**REQUIRED TASK**.
Reproduce all the entries precisely.

**MATERIAL SHOWN**.
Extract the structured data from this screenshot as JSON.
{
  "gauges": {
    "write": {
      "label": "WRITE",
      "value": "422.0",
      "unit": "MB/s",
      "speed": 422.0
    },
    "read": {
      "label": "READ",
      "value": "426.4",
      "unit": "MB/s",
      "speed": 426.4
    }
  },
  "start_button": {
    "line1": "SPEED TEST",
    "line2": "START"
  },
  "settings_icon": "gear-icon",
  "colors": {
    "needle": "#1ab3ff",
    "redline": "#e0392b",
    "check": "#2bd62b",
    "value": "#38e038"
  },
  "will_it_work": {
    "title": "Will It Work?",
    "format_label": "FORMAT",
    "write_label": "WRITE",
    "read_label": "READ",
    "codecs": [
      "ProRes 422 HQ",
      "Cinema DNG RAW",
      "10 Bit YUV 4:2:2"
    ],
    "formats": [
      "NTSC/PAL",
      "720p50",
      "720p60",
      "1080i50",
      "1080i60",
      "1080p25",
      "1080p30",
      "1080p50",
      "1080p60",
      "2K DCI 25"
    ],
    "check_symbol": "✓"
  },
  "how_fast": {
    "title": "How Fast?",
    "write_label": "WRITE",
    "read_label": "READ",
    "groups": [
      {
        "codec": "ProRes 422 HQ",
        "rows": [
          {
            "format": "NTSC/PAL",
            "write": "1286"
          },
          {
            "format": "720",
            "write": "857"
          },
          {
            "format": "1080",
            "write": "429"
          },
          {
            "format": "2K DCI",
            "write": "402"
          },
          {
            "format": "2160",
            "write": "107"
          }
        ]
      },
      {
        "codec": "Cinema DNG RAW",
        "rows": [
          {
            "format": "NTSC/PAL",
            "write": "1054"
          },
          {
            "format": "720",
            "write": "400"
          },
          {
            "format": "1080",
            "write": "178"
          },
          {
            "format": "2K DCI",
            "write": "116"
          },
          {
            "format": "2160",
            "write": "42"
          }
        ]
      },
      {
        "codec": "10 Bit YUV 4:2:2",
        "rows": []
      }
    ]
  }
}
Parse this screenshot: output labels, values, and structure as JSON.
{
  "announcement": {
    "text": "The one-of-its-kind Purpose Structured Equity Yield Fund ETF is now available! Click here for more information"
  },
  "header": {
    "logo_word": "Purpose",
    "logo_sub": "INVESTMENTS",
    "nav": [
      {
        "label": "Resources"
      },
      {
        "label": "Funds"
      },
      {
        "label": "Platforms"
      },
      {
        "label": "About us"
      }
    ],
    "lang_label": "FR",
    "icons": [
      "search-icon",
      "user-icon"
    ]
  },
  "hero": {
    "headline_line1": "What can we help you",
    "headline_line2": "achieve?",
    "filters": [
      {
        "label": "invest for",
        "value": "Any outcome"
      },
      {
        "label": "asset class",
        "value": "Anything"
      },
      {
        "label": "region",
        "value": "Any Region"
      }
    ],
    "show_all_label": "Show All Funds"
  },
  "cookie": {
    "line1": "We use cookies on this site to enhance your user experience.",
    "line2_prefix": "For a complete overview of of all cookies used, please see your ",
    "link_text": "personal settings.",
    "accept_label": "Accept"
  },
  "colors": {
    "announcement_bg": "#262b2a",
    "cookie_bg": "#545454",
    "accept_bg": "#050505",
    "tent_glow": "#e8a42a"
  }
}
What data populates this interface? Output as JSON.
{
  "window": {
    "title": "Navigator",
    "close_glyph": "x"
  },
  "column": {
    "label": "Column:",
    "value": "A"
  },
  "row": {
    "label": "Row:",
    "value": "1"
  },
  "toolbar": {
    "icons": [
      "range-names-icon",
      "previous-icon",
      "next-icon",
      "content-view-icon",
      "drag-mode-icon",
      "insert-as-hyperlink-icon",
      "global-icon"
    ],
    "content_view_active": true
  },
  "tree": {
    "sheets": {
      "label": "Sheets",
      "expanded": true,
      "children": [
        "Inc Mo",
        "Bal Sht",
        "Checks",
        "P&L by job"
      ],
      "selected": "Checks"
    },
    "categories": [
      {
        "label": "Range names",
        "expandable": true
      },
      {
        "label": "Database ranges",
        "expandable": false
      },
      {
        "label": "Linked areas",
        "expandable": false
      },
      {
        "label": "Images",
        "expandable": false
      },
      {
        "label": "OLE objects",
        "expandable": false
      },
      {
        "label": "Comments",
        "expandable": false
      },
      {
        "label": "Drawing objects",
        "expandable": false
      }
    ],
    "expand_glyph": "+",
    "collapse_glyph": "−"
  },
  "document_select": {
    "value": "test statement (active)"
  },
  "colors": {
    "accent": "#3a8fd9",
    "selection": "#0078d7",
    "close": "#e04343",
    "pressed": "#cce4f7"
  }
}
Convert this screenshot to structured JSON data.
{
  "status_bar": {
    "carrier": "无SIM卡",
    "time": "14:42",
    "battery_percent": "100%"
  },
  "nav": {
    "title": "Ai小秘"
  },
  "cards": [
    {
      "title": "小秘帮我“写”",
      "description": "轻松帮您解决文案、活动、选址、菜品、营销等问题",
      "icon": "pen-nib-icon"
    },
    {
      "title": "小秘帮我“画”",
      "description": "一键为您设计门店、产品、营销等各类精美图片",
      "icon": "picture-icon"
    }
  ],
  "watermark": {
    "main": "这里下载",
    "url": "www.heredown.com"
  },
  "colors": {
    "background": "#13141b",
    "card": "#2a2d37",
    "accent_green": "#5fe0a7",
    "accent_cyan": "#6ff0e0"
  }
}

**FINISHED EXERCISE**.
Extract the structured data from this screenshot as JSON.
{
  "gauges": {
    "write": {
      "label": "WRITE",
      "value": "422.0",
      "unit": "MB/s",
      "speed": 422.0
    },
    "read": {
      "label": "READ",
      "value": "426.4",
      "unit": "MB/s",
      "speed": 426.4
    }
  },
  "start_button": {
    "line1": "SPEED TEST",
    "line2": "START"
  },
  "settings_icon": "gear-icon",
  "colors": {
    "needle": "#1ab3ff",
    "redline": "#e0392b",
    "check": "#2bd62b",
    "value": "#38e038"
  },
  "will_it_work": {
    "title": "Will It Work?",
    "format_label": "FORMAT",
    "write_label": "WRITE",
    "read_label": "READ",
    "codecs": [
      "ProRes 422 HQ",
      "Cinema DNG RAW",
      "10 Bit YUV 4:2:2"
    ],
    "formats": [
      "NTSC/PAL",
      "720p50",
      "720p60",
      "1080i50",
      "1080i60",
      "1080p25",
      "1080p30",
      "1080p50",
      "1080p60",
      "2K DCI 25"
    ],
    "check_symbol": "✓"
  },
  "how_fast": {
    "title": "How Fast?",
    "write_label": "WRITE",
    "read_label": "READ",
    "groups": [
      {
        "codec": "ProRes 422 HQ",
        "rows": [
          {
            "format": "NTSC/PAL",
            "write": "1286"
          },
          {
            "format": "720",
            "write": "857"
          },
          {
            "format": "1080",
            "write": "429"
          },
          {
            "format": "2K DCI",
            "write": "402"
          },
          {
            "format": "2160",
            "write": "107"
          }
        ]
      },
      {
        "codec": "Cinema DNG RAW",
        "rows": [
          {
            "format": "NTSC/PAL",
            "write": "1054"
          },
          {
            "format": "720",
            "write": "400"
          },
          {
            "format": "1080",
            "write": "178"
          },
          {
            "format": "2K DCI",
            "write": "116"
          },
          {
            "format": "2160",
            "write": "42"
          }
        ]
      },
      {
        "codec": "10 Bit YUV 4:2:2",
        "rows": []
      }
    ]
  }
}
Parse this screenshot: output labels, values, and structure as JSON.
{
  "announcement": {
    "text": "The one-of-its-kind Purpose Structured Equity Yield Fund ETF is now available! Click here for more information"
  },
  "header": {
    "logo_word": "Purpose",
    "logo_sub": "INVESTMENTS",
    "nav": [
      {
        "label": "Resources"
      },
      {
        "label": "Funds"
      },
      {
        "label": "Platforms"
      },
      {
        "label": "About us"
      }
    ],
    "lang_label": "FR",
    "icons": [
      "search-icon",
      "user-icon"
    ]
  },
  "hero": {
    "headline_line1": "What can we help you",
    "headline_line2": "achieve?",
    "filters": [
      {
        "label": "invest for",
        "value": "Any outcome"
      },
      {
        "label": "asset class",
        "value": "Anything"
      },
      {
        "label": "region",
        "value": "Any Region"
      }
    ],
    "show_all_label": "Show All Funds"
  },
  "cookie": {
    "line1": "We use cookies on this site to enhance your user experience.",
    "line2_prefix": "For a complete overview of of all cookies used, please see your ",
    "link_text": "personal settings.",
    "accept_label": "Accept"
  },
  "colors": {
    "announcement_bg": "#262b2a",
    "cookie_bg": "#545454",
    "accept_bg": "#050505",
    "tent_glow": "#e8a42a"
  }
}
What data populates this interface? Output as JSON.
{
  "window": {
    "title": "Navigator",
    "close_glyph": "x"
  },
  "column": {
    "label": "Column:",
    "value": "A"
  },
  "row": {
    "label": "Row:",
    "value": "1"
  },
  "toolbar": {
    "icons": [
      "range-names-icon",
      "previous-icon",
      "next-icon",
      "content-view-icon",
      "drag-mode-icon",
      "insert-as-hyperlink-icon",
      "global-icon"
    ],
    "content_view_active": true
  },
  "tree": {
    "sheets": {
      "label": "Sheets",
      "expanded": true,
      "children": [
        "Inc Mo",
        "Bal Sht",
        "Checks",
        "P&L by job"
      ],
      "selected": "Checks"
    },
    "categories": [
      {
        "label": "Range names",
        "expandable": true
      },
      {
        "label": "Database ranges",
        "expandable": false
      },
      {
        "label": "Linked areas",
        "expandable": false
      },
      {
        "label": "Images",
        "expandable": false
      },
      {
        "label": "OLE objects",
        "expandable": false
      },
      {
        "label": "Comments",
        "expandable": false
      },
      {
        "label": "Drawing objects",
        "expandable": false
      }
    ],
    "expand_glyph": "+",
    "collapse_glyph": "−"
  },
  "document_select": {
    "value": "test statement (active)"
  },
  "colors": {
    "accent": "#3a8fd9",
    "selection": "#0078d7",
    "close": "#e04343",
    "pressed": "#cce4f7"
  }
}
Convert this screenshot to structured JSON data.
{
  "status_bar": {
    "carrier": "无SIM卡",
    "time": "14:42",
    "battery_percent": "100%"
  },
  "nav": {
    "title": "Ai小秘"
  },
  "cards": [
    {
      "title": "小秘帮我“写”",
      "description": "轻松帮您解决文案、活动、选址、菜品、营销等问题",
      "icon": "pen-nib-icon"
    },
    {
      "title": "小秘帮我“画”",
      "description": "一键为您设计门店、产品、营销等各类精美图片",
      "icon": "picture-icon"
    }
  ],
  "watermark": {
    "main": "这里下载",
    "url": "www.heredown.com"
  },
  "colors": {
    "background": "#13141b",
    "card": "#2a2d37",
    "accent_green": "#5fe0a7",
    "accent_cyan": "#6ff0e0"
  }
}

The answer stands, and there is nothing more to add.